> _REQUIREMENTS_
The data below needs to be returned exactly, line for line.

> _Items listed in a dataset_
┌──

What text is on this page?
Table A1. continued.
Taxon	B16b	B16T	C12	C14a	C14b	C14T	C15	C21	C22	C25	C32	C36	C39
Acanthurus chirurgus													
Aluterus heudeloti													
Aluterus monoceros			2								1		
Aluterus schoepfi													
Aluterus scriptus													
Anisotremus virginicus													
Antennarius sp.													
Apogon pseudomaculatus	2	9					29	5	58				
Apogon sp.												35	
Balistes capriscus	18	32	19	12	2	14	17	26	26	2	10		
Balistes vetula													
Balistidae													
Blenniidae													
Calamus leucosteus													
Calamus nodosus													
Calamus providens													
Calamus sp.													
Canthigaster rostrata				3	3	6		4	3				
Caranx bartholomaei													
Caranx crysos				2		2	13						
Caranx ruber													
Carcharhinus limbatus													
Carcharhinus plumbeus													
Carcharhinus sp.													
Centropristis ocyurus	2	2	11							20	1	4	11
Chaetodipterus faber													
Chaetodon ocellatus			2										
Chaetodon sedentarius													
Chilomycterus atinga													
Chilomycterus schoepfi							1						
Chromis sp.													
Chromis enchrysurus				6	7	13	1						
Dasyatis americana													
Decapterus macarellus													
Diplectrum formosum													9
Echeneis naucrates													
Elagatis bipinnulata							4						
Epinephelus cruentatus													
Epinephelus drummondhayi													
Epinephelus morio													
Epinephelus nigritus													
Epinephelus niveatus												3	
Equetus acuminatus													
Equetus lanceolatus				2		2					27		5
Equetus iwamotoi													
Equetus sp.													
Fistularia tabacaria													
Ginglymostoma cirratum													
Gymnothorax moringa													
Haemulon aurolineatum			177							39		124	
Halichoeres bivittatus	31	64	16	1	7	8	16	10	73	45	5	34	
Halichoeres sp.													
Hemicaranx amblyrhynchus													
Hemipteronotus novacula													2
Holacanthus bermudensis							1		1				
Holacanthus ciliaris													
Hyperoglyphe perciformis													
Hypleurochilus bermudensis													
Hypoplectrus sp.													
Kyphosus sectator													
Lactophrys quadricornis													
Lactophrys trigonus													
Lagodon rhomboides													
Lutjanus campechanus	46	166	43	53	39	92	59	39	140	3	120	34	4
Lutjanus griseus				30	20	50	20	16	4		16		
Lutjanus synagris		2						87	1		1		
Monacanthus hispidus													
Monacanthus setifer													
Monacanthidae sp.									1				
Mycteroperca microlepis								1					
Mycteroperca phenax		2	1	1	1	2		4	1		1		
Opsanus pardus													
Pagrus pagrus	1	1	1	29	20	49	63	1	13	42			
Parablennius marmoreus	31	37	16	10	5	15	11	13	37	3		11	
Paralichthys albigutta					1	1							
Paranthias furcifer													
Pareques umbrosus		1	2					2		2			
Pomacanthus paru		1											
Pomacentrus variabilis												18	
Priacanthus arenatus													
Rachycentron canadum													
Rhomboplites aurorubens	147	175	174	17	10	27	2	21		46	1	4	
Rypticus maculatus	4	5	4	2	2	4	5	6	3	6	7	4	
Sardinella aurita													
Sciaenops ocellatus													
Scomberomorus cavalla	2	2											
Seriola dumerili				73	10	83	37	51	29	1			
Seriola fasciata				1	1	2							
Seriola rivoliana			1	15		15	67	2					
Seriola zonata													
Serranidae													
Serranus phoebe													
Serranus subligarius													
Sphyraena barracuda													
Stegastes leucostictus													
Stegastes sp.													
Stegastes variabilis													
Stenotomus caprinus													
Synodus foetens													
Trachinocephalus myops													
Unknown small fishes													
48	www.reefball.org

└──

> _CORRECT ANSWER_
What text is on this page?
Table A1. continued.
Taxon	B16b	B16T	C12	C14a	C14b	C14T	C15	C21	C22	C25	C32	C36	C39
Acanthurus chirurgus													
Aluterus heudeloti													
Aluterus monoceros			2								1		
Aluterus schoepfi													
Aluterus scriptus													
Anisotremus virginicus													
Antennarius sp.													
Apogon pseudomaculatus	2	9					29	5	58				
Apogon sp.												35	
Balistes capriscus	18	32	19	12	2	14	17	26	26	2	10		
Balistes vetula													
Balistidae													
Blenniidae													
Calamus leucosteus													
Calamus nodosus													
Calamus providens													
Calamus sp.													
Canthigaster rostrata				3	3	6		4	3				
Caranx bartholomaei													
Caranx crysos				2		2	13						
Caranx ruber													
Carcharhinus limbatus													
Carcharhinus plumbeus													
Carcharhinus sp.													
Centropristis ocyurus	2	2	11							20	1	4	11
Chaetodipterus faber													
Chaetodon ocellatus			2										
Chaetodon sedentarius													
Chilomycterus atinga													
Chilomycterus schoepfi							1						
Chromis sp.													
Chromis enchrysurus				6	7	13	1						
Dasyatis americana													
Decapterus macarellus													
Diplectrum formosum													9
Echeneis naucrates													
Elagatis bipinnulata							4						
Epinephelus cruentatus													
Epinephelus drummondhayi													
Epinephelus morio													
Epinephelus nigritus													
Epinephelus niveatus												3	
Equetus acuminatus													
Equetus lanceolatus				2		2					27		5
Equetus iwamotoi													
Equetus sp.													
Fistularia tabacaria													
Ginglymostoma cirratum													
Gymnothorax moringa													
Haemulon aurolineatum			177							39		124	
Halichoeres bivittatus	31	64	16	1	7	8	16	10	73	45	5	34	
Halichoeres sp.													
Hemicaranx amblyrhynchus													
Hemipteronotus novacula													2
Holacanthus bermudensis							1		1				
Holacanthus ciliaris													
Hyperoglyphe perciformis													
Hypleurochilus bermudensis													
Hypoplectrus sp.													
Kyphosus sectator													
Lactophrys quadricornis													
Lactophrys trigonus													
Lagodon rhomboides													
Lutjanus campechanus	46	166	43	53	39	92	59	39	140	3	120	34	4
Lutjanus griseus				30	20	50	20	16	4		16		
Lutjanus synagris		2						87	1		1		
Monacanthus hispidus													
Monacanthus setifer													
Monacanthidae sp.									1				
Mycteroperca microlepis								1					
Mycteroperca phenax		2	1	1	1	2		4	1		1		
Opsanus pardus													
Pagrus pagrus	1	1	1	29	20	49	63	1	13	42			
Parablennius marmoreus	31	37	16	10	5	15	11	13	37	3		11	
Paralichthys albigutta					1	1							
Paranthias furcifer													
Pareques umbrosus		1	2					2		2			
Pomacanthus paru		1											
Pomacentrus variabilis												18	
Priacanthus arenatus													
Rachycentron canadum													
Rhomboplites aurorubens	147	175	174	17	10	27	2	21		46	1	4	
Rypticus maculatus	4	5	4	2	2	4	5	6	3	6	7	4	
Sardinella aurita													
Sciaenops ocellatus													
Scomberomorus cavalla	2	2											
Seriola dumerili				73	10	83	37	51	29	1			
Seriola fasciata				1	1	2							
Seriola rivoliana			1	15		15	67	2					
Seriola zonata													
Serranidae													
Serranus phoebe													
Serranus subligarius													
Sphyraena barracuda													
Stegastes leucostictus													
Stegastes sp.													
Stegastes variabilis													
Stenotomus caprinus													
Synodus foetens													
Trachinocephalus myops													
Unknown small fishes													
48	www.reefball.org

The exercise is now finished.